# Start of Records for the task
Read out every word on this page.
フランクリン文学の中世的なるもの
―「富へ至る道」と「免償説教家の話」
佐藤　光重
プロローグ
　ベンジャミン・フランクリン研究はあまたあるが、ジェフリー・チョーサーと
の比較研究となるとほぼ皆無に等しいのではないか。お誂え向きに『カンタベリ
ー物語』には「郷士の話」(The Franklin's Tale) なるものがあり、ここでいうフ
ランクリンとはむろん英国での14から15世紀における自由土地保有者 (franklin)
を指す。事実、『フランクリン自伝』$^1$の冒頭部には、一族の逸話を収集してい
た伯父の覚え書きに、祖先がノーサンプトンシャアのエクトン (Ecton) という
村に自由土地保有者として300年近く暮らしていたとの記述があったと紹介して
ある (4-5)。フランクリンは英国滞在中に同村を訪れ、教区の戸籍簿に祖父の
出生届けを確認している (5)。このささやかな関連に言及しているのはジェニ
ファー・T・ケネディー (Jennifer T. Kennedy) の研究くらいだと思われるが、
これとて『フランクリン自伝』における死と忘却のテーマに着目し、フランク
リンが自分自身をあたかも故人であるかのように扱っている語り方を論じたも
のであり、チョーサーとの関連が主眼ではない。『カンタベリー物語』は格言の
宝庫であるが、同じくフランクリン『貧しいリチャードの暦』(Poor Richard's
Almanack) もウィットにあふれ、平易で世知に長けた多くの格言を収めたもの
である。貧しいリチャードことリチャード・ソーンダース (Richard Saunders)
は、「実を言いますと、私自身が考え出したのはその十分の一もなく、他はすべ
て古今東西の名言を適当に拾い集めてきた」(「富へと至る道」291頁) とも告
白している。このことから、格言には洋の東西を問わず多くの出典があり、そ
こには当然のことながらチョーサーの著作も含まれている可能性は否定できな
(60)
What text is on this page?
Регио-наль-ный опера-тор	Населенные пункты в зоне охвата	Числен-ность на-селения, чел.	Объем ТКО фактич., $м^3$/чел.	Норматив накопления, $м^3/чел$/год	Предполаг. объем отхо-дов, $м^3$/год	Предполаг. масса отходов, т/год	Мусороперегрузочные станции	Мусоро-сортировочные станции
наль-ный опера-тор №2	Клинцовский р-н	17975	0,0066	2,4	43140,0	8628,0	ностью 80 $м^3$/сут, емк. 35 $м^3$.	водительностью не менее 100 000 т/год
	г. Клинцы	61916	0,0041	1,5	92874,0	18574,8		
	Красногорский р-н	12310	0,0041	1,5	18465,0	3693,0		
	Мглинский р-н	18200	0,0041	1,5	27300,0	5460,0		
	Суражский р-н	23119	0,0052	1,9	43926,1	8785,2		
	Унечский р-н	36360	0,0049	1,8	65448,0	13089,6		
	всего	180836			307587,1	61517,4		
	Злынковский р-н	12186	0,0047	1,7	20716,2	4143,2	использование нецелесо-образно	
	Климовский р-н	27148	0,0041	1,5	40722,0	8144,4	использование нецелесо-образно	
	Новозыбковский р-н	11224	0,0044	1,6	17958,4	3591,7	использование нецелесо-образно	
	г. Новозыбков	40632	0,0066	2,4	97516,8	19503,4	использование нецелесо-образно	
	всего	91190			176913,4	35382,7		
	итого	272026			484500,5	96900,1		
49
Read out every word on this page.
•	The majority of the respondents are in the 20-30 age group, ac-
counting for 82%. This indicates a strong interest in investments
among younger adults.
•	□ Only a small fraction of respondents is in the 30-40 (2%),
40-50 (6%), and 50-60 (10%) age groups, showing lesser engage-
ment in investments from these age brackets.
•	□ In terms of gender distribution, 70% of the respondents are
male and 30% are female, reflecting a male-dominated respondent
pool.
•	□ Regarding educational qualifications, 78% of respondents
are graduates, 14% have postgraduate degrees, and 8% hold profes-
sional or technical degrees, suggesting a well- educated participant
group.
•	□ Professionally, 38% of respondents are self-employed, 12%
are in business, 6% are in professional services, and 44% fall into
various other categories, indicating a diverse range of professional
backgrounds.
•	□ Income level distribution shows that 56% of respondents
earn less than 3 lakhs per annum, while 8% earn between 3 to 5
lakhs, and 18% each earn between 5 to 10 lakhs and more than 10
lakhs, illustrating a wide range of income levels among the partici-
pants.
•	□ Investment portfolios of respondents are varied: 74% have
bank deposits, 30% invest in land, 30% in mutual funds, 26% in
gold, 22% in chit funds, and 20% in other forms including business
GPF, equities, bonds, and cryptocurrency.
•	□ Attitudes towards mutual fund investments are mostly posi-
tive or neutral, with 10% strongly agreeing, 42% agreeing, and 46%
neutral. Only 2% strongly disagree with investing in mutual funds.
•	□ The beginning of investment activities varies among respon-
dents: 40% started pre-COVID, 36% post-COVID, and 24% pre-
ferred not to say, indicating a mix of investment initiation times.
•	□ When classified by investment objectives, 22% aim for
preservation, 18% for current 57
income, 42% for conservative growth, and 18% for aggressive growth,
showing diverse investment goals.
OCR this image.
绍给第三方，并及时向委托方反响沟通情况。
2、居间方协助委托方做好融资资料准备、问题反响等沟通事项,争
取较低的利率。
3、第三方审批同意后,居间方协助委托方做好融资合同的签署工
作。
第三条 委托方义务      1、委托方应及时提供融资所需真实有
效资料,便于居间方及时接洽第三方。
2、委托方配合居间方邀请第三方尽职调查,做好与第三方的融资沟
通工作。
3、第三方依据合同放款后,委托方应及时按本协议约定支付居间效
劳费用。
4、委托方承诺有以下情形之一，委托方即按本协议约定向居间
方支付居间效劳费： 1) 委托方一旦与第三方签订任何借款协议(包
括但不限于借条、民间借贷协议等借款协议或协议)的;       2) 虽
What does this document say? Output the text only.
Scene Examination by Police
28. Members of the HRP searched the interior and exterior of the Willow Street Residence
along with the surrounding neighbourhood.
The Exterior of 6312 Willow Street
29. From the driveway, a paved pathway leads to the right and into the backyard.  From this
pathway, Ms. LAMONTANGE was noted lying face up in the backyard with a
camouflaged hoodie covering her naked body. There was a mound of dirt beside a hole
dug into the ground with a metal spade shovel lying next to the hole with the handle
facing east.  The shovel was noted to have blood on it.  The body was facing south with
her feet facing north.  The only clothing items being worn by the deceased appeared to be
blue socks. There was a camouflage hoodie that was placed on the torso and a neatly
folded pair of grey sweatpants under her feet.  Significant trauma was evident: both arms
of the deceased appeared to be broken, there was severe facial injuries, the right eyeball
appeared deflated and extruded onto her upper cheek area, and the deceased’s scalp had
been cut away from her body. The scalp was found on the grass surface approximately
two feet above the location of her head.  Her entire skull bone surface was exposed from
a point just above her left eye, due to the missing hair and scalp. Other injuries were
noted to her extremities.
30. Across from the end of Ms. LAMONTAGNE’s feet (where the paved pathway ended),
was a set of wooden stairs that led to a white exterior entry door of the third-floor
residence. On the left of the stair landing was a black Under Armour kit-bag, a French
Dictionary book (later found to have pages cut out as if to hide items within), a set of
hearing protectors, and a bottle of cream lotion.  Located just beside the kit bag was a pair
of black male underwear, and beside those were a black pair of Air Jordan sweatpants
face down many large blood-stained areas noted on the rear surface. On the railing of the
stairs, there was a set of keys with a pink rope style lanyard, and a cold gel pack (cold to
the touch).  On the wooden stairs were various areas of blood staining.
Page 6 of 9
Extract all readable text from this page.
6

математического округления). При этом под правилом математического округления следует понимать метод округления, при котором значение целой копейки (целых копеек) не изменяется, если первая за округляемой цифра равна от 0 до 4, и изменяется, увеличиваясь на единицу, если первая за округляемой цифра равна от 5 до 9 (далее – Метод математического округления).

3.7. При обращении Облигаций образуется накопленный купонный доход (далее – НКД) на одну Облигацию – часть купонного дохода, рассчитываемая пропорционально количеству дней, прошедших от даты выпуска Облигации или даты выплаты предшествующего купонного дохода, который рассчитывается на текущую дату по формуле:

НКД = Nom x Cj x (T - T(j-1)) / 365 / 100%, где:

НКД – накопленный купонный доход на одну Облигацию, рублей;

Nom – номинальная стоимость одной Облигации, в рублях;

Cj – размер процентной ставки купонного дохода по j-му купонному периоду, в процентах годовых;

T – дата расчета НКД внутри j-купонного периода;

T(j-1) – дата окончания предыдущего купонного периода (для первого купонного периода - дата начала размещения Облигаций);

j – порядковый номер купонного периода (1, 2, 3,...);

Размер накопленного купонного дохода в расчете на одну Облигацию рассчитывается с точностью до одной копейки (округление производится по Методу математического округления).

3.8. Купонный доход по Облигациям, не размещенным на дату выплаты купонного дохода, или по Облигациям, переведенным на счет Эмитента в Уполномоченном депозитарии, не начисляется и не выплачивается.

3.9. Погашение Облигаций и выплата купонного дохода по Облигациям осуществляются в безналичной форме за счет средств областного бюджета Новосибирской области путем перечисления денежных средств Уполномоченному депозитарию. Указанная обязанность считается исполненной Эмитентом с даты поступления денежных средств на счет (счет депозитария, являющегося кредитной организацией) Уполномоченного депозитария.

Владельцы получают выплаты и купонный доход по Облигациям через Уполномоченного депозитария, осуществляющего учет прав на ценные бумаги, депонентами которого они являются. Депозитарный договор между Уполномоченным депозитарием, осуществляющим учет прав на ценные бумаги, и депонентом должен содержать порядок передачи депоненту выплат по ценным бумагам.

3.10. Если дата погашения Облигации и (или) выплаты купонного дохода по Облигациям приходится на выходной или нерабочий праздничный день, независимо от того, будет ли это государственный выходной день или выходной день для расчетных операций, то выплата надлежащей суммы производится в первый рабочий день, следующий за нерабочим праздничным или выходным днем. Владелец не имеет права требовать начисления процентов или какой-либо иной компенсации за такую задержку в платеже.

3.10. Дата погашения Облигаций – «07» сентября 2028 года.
# End of Records for the task
Look over the listing. Pull out every line with the string "neutral" in it.

tive or neutral, with 10% strongly agreeing, 42% agreeing, and 46%
neutral. Only 2% strongly disagree with investing in mutual funds.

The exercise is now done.